## What is needed:
Every entry needs to be printed exactly, please.

Dataset excerpt
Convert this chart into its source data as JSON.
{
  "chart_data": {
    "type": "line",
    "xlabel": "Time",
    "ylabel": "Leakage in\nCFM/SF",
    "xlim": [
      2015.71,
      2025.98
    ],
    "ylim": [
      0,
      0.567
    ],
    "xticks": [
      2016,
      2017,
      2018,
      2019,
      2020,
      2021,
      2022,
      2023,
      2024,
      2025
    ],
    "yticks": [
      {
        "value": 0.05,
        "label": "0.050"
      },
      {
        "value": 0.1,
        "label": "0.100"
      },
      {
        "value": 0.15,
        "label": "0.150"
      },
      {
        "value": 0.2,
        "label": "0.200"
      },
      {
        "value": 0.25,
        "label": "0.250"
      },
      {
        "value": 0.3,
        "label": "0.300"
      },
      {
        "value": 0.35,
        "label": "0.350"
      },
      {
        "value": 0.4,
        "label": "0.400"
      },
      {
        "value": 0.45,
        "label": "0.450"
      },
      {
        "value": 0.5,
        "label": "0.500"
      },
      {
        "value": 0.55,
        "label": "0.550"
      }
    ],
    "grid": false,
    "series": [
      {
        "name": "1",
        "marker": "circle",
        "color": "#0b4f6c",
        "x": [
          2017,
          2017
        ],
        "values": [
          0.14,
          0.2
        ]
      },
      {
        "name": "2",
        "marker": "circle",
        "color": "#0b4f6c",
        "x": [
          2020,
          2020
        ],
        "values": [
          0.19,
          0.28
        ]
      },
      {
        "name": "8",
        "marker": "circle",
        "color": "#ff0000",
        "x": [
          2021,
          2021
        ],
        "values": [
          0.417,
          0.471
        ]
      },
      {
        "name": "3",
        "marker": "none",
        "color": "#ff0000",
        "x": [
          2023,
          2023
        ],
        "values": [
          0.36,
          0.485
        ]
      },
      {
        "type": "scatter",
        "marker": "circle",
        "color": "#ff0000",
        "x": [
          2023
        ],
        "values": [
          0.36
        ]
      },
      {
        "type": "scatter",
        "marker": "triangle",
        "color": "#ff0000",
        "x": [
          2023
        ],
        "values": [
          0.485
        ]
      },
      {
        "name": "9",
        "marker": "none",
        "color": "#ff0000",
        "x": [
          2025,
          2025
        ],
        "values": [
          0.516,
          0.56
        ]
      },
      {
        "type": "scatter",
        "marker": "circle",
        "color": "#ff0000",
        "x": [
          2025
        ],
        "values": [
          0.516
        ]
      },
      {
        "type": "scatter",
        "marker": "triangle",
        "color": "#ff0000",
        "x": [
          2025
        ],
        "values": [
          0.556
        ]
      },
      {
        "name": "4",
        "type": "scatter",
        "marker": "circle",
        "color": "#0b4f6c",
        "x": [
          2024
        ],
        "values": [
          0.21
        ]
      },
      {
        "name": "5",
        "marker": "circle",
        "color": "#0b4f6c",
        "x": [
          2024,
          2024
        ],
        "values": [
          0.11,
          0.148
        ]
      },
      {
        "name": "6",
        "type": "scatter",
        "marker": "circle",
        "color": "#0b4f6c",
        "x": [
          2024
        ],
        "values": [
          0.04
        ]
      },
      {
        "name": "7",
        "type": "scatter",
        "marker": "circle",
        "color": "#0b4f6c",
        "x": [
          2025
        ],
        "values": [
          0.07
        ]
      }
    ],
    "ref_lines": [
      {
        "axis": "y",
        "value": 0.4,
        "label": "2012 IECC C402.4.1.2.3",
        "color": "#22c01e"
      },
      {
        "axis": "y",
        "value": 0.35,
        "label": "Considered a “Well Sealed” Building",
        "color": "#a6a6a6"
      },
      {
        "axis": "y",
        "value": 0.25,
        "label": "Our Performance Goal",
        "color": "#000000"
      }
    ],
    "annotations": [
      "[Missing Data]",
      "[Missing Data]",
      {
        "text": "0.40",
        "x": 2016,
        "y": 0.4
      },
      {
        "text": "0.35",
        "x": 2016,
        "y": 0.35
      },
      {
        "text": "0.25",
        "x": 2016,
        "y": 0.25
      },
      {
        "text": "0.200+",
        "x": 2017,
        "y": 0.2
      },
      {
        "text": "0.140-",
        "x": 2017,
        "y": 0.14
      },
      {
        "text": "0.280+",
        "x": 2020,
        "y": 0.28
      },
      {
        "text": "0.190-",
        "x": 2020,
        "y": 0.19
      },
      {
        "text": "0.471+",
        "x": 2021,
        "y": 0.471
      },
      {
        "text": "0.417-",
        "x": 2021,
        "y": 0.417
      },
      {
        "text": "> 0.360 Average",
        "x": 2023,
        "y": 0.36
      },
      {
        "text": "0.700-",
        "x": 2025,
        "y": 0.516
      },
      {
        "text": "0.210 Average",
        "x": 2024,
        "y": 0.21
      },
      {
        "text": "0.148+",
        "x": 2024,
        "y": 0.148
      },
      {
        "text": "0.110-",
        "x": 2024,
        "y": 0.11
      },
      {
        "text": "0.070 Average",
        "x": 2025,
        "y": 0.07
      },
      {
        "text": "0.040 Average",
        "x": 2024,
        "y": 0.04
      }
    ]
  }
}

## Answer for the task:
Convert this chart into its source data as JSON.
{
  "chart_data": {
    "type": "line",
    "xlabel": "Time",
    "ylabel": "Leakage in\nCFM/SF",
    "xlim": [
      2015.71,
      2025.98
    ],
    "ylim": [
      0,
      0.567
    ],
    "xticks": [
      2016,
      2017,
      2018,
      2019,
      2020,
      2021,
      2022,
      2023,
      2024,
      2025
    ],
    "yticks": [
      {
        "value": 0.05,
        "label": "0.050"
      },
      {
        "value": 0.1,
        "label": "0.100"
      },
      {
        "value": 0.15,
        "label": "0.150"
      },
      {
        "value": 0.2,
        "label": "0.200"
      },
      {
        "value": 0.25,
        "label": "0.250"
      },
      {
        "value": 0.3,
        "label": "0.300"
      },
      {
        "value": 0.35,
        "label": "0.350"
      },
      {
        "value": 0.4,
        "label": "0.400"
      },
      {
        "value": 0.45,
        "label": "0.450"
      },
      {
        "value": 0.5,
        "label": "0.500"
      },
      {
        "value": 0.55,
        "label": "0.550"
      }
    ],
    "grid": false,
    "series": [
      {
        "name": "1",
        "marker": "circle",
        "color": "#0b4f6c",
        "x": [
          2017,
          2017
        ],
        "values": [
          0.14,
          0.2
        ]
      },
      {
        "name": "2",
        "marker": "circle",
        "color": "#0b4f6c",
        "x": [
          2020,
          2020
        ],
        "values": [
          0.19,
          0.28
        ]
      },
      {
        "name": "8",
        "marker": "circle",
        "color": "#ff0000",
        "x": [
          2021,
          2021
        ],
        "values": [
          0.417,
          0.471
        ]
      },
      {
        "name": "3",
        "marker": "none",
        "color": "#ff0000",
        "x": [
          2023,
          2023
        ],
        "values": [
          0.36,
          0.485
        ]
      },
      {
        "type": "scatter",
        "marker": "circle",
        "color": "#ff0000",
        "x": [
          2023
        ],
        "values": [
          0.36
        ]
      },
      {
        "type": "scatter",
        "marker": "triangle",
        "color": "#ff0000",
        "x": [
          2023
        ],
        "values": [
          0.485
        ]
      },
      {
        "name": "9",
        "marker": "none",
        "color": "#ff0000",
        "x": [
          2025,
          2025
        ],
        "values": [
          0.516,
          0.56
        ]
      },
      {
        "type": "scatter",
        "marker": "circle",
        "color": "#ff0000",
        "x": [
          2025
        ],
        "values": [
          0.516
        ]
      },
      {
        "type": "scatter",
        "marker": "triangle",
        "color": "#ff0000",
        "x": [
          2025
        ],
        "values": [
          0.556
        ]
      },
      {
        "name": "4",
        "type": "scatter",
        "marker": "circle",
        "color": "#0b4f6c",
        "x": [
          2024
        ],
        "values": [
          0.21
        ]
      },
      {
        "name": "5",
        "marker": "circle",
        "color": "#0b4f6c",
        "x": [
          2024,
          2024
        ],
        "values": [
          0.11,
          0.148
        ]
      },
      {
        "name": "6",
        "type": "scatter",
        "marker": "circle",
        "color": "#0b4f6c",
        "x": [
          2024
        ],
        "values": [
          0.04
        ]
      },
      {
        "name": "7",
        "type": "scatter",
        "marker": "circle",
        "color": "#0b4f6c",
        "x": [
          2025
        ],
        "values": [
          0.07
        ]
      }
    ],
    "ref_lines": [
      {
        "axis": "y",
        "value": 0.4,
        "label": "2012 IECC C402.4.1.2.3",
        "color": "#22c01e"
      },
      {
        "axis": "y",
        "value": 0.35,
        "label": "Considered a “Well Sealed” Building",
        "color": "#a6a6a6"
      },
      {
        "axis": "y",
        "value": 0.25,
        "label": "Our Performance Goal",
        "color": "#000000"
      }
    ],
    "annotations": [
      "[Missing Data]",
      "[Missing Data]",
      {
        "text": "0.40",
        "x": 2016,
        "y": 0.4
      },
      {
        "text": "0.35",
        "x": 2016,
        "y": 0.35
      },
      {
        "text": "0.25",
        "x": 2016,
        "y": 0.25
      },
      {
        "text": "0.200+",
        "x": 2017,
        "y": 0.2
      },
      {
        "text": "0.140-",
        "x": 2017,
        "y": 0.14
      },
      {
        "text": "0.280+",
        "x": 2020,
        "y": 0.28
      },
      {
        "text": "0.190-",
        "x": 2020,
        "y": 0.19
      },
      {
        "text": "0.471+",
        "x": 2021,
        "y": 0.471
      },
      {
        "text": "0.417-",
        "x": 2021,
        "y": 0.417
      },
      {
        "text": "> 0.360 Average",
        "x": 2023,
        "y": 0.36
      },
      {
        "text": "0.700-",
        "x": 2025,
        "y": 0.516
      },
      {
        "text": "0.210 Average",
        "x": 2024,
        "y": 0.21
      },
      {
        "text": "0.148+",
        "x": 2024,
        "y": 0.148
      },
      {
        "text": "0.110-",
        "x": 2024,
        "y": 0.11
      },
      {
        "text": "0.070 Average",
        "x": 2025,
        "y": 0.07
      },
      {
        "text": "0.040 Average",
        "x": 2024,
        "y": 0.04
      }
    ]
  }
}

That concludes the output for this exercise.